----- EXTRACTED ENTRIES

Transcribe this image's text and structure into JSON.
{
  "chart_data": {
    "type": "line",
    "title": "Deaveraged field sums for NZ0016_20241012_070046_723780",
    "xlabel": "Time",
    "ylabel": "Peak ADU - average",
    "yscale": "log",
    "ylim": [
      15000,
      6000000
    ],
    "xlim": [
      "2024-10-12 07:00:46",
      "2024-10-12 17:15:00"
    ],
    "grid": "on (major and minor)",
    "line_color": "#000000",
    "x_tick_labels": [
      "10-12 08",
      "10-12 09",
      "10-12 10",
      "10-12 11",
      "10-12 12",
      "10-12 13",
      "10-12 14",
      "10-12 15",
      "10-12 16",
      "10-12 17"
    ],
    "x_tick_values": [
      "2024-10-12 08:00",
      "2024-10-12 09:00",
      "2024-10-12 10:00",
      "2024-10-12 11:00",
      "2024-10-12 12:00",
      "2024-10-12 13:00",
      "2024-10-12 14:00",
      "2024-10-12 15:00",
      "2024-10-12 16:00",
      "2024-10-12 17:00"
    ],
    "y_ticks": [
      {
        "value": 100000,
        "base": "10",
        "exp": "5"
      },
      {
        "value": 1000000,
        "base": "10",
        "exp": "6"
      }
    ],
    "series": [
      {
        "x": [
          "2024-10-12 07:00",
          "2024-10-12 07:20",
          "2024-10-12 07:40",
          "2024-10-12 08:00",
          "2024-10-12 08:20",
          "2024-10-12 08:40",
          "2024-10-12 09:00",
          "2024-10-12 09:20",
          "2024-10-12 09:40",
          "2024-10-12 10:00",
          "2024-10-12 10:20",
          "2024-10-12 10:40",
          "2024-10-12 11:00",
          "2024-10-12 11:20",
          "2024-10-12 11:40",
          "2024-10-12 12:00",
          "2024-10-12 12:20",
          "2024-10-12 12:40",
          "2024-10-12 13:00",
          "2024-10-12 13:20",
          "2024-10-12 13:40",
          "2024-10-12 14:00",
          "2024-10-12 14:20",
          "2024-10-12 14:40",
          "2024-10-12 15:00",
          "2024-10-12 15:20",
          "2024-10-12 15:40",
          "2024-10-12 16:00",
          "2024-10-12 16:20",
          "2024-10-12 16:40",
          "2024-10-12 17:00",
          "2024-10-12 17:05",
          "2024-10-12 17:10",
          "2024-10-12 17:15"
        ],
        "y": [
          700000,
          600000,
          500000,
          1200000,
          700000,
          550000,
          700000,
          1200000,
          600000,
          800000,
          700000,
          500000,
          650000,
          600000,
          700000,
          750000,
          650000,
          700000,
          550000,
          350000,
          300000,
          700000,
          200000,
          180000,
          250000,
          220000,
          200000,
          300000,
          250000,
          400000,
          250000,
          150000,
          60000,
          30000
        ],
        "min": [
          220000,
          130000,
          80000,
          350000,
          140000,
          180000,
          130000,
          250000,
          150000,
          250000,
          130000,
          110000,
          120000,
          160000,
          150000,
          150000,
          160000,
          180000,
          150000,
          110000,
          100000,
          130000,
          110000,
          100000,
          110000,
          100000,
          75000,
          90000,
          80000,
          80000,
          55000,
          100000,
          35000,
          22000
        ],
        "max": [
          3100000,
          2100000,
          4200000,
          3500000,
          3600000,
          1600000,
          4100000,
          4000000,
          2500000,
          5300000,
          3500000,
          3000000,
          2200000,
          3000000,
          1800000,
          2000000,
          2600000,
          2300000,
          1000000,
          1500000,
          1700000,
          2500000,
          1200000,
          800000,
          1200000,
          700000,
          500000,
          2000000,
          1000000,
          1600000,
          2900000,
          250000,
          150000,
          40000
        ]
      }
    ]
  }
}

----------

* [WHAT THE TASK ASKS]:
Recopy the entries above in their entirety, exactly.

* [SOLVED PROBLEM]:
Transcribe this image's text and structure into JSON.
{
  "chart_data": {
    "type": "line",
    "title": "Deaveraged field sums for NZ0016_20241012_070046_723780",
    "xlabel": "Time",
    "ylabel": "Peak ADU - average",
    "yscale": "log",
    "ylim": [
      15000,
      6000000
    ],
    "xlim": [
      "2024-10-12 07:00:46",
      "2024-10-12 17:15:00"
    ],
    "grid": "on (major and minor)",
    "line_color": "#000000",
    "x_tick_labels": [
      "10-12 08",
      "10-12 09",
      "10-12 10",
      "10-12 11",
      "10-12 12",
      "10-12 13",
      "10-12 14",
      "10-12 15",
      "10-12 16",
      "10-12 17"
    ],
    "x_tick_values": [
      "2024-10-12 08:00",
      "2024-10-12 09:00",
      "2024-10-12 10:00",
      "2024-10-12 11:00",
      "2024-10-12 12:00",
      "2024-10-12 13:00",
      "2024-10-12 14:00",
      "2024-10-12 15:00",
      "2024-10-12 16:00",
      "2024-10-12 17:00"
    ],
    "y_ticks": [
      {
        "value": 100000,
        "base": "10",
        "exp": "5"
      },
      {
        "value": 1000000,
        "base": "10",
        "exp": "6"
      }
    ],
    "series": [
      {
        "x": [
          "2024-10-12 07:00",
          "2024-10-12 07:20",
          "2024-10-12 07:40",
          "2024-10-12 08:00",
          "2024-10-12 08:20",
          "2024-10-12 08:40",
          "2024-10-12 09:00",
          "2024-10-12 09:20",
          "2024-10-12 09:40",
          "2024-10-12 10:00",
          "2024-10-12 10:20",
          "2024-10-12 10:40",
          "2024-10-12 11:00",
          "2024-10-12 11:20",
          "2024-10-12 11:40",
          "2024-10-12 12:00",
          "2024-10-12 12:20",
          "2024-10-12 12:40",
          "2024-10-12 13:00",
          "2024-10-12 13:20",
          "2024-10-12 13:40",
          "2024-10-12 14:00",
          "2024-10-12 14:20",
          "2024-10-12 14:40",
          "2024-10-12 15:00",
          "2024-10-12 15:20",
          "2024-10-12 15:40",
          "2024-10-12 16:00",
          "2024-10-12 16:20",
          "2024-10-12 16:40",
          "2024-10-12 17:00",
          "2024-10-12 17:05",
          "2024-10-12 17:10",
          "2024-10-12 17:15"
        ],
        "y": [
          700000,
          600000,
          500000,
          1200000,
          700000,
          550000,
          700000,
          1200000,
          600000,
          800000,
          700000,
          500000,
          650000,
          600000,
          700000,
          750000,
          650000,
          700000,
          550000,
          350000,
          300000,
          700000,
          200000,
          180000,
          250000,
          220000,
          200000,
          300000,
          250000,
          400000,
          250000,
          150000,
          60000,
          30000
        ],
        "min": [
          220000,
          130000,
          80000,
          350000,
          140000,
          180000,
          130000,
          250000,
          150000,
          250000,
          130000,
          110000,
          120000,
          160000,
          150000,
          150000,
          160000,
          180000,
          150000,
          110000,
          100000,
          130000,
          110000,
          100000,
          110000,
          100000,
          75000,
          90000,
          80000,
          80000,
          55000,
          100000,
          35000,
          22000
        ],
        "max": [
          3100000,
          2100000,
          4200000,
          3500000,
          3600000,
          1600000,
          4100000,
          4000000,
          2500000,
          5300000,
          3500000,
          3000000,
          2200000,
          3000000,
          1800000,
          2000000,
          2600000,
          2300000,
          1000000,
          1500000,
          1700000,
          2500000,
          1200000,
          800000,
          1200000,
          700000,
          500000,
          2000000,
          1000000,
          1600000,
          2900000,
          250000,
          150000,
          40000
        ]
      }
    ]
  }
}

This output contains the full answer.